[Source records]
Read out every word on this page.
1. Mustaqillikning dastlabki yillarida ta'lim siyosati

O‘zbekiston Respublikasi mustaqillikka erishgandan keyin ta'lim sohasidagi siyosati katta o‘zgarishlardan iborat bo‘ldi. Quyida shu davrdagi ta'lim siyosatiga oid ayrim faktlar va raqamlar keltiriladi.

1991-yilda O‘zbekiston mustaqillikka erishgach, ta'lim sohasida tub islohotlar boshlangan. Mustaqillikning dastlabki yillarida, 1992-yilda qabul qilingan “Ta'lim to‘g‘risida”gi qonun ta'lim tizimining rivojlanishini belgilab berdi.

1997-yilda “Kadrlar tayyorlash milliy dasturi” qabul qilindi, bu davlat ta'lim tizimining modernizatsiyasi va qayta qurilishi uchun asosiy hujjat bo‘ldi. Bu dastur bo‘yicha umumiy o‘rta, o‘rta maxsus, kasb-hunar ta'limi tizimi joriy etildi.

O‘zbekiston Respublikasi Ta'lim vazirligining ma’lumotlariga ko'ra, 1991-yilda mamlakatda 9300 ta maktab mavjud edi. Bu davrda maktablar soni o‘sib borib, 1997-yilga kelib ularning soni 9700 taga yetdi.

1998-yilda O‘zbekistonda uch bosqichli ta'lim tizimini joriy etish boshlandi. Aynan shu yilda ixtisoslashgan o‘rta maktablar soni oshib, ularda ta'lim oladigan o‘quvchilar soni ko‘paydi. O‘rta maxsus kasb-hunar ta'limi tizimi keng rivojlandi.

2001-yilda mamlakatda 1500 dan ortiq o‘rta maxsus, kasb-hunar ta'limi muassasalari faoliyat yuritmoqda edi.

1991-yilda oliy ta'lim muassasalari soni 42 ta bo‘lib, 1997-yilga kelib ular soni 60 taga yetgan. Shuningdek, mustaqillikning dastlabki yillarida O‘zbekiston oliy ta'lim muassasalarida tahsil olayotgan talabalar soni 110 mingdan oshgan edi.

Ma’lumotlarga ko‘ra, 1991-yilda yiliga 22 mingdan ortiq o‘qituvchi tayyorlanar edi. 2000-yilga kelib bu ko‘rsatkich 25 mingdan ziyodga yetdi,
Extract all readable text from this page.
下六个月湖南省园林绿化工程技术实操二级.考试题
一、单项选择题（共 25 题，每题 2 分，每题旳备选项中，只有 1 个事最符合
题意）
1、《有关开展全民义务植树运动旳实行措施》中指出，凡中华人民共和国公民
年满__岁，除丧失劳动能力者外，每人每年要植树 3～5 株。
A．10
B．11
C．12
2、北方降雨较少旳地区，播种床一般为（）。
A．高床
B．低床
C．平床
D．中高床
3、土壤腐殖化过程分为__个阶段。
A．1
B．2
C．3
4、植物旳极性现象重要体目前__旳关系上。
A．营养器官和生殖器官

[Your instructions] Output all of the data again. Match it exactly.

[Solution to this problem]
Read out every word on this page.
1. Mustaqillikning dastlabki yillarida ta'lim siyosati

O‘zbekiston Respublikasi mustaqillikka erishgandan keyin ta'lim sohasidagi siyosati katta o‘zgarishlardan iborat bo‘ldi. Quyida shu davrdagi ta'lim siyosatiga oid ayrim faktlar va raqamlar keltiriladi.

1991-yilda O‘zbekiston mustaqillikka erishgach, ta'lim sohasida tub islohotlar boshlangan. Mustaqillikning dastlabki yillarida, 1992-yilda qabul qilingan “Ta'lim to‘g‘risida”gi qonun ta'lim tizimining rivojlanishini belgilab berdi.

1997-yilda “Kadrlar tayyorlash milliy dasturi” qabul qilindi, bu davlat ta'lim tizimining modernizatsiyasi va qayta qurilishi uchun asosiy hujjat bo‘ldi. Bu dastur bo‘yicha umumiy o‘rta, o‘rta maxsus, kasb-hunar ta'limi tizimi joriy etildi.

O‘zbekiston Respublikasi Ta'lim vazirligining ma’lumotlariga ko'ra, 1991-yilda mamlakatda 9300 ta maktab mavjud edi. Bu davrda maktablar soni o‘sib borib, 1997-yilga kelib ularning soni 9700 taga yetdi.

1998-yilda O‘zbekistonda uch bosqichli ta'lim tizimini joriy etish boshlandi. Aynan shu yilda ixtisoslashgan o‘rta maktablar soni oshib, ularda ta'lim oladigan o‘quvchilar soni ko‘paydi. O‘rta maxsus kasb-hunar ta'limi tizimi keng rivojlandi.

2001-yilda mamlakatda 1500 dan ortiq o‘rta maxsus, kasb-hunar ta'limi muassasalari faoliyat yuritmoqda edi.

1991-yilda oliy ta'lim muassasalari soni 42 ta bo‘lib, 1997-yilga kelib ular soni 60 taga yetgan. Shuningdek, mustaqillikning dastlabki yillarida O‘zbekiston oliy ta'lim muassasalarida tahsil olayotgan talabalar soni 110 mingdan oshgan edi.

Ma’lumotlarga ko‘ra, 1991-yilda yiliga 22 mingdan ortiq o‘qituvchi tayyorlanar edi. 2000-yilga kelib bu ko‘rsatkich 25 mingdan ziyodga yetdi,
Extract all readable text from this page.
下六个月湖南省园林绿化工程技术实操二级.考试题
一、单项选择题（共 25 题，每题 2 分，每题旳备选项中，只有 1 个事最符合
题意）
1、《有关开展全民义务植树运动旳实行措施》中指出，凡中华人民共和国公民
年满__岁，除丧失劳动能力者外，每人每年要植树 3～5 株。
A．10
B．11
C．12
2、北方降雨较少旳地区，播种床一般为（）。
A．高床
B．低床
C．平床
D．中高床
3、土壤腐殖化过程分为__个阶段。
A．1
B．2
C．3
4、植物旳极性现象重要体目前__旳关系上。
A．营养器官和生殖器官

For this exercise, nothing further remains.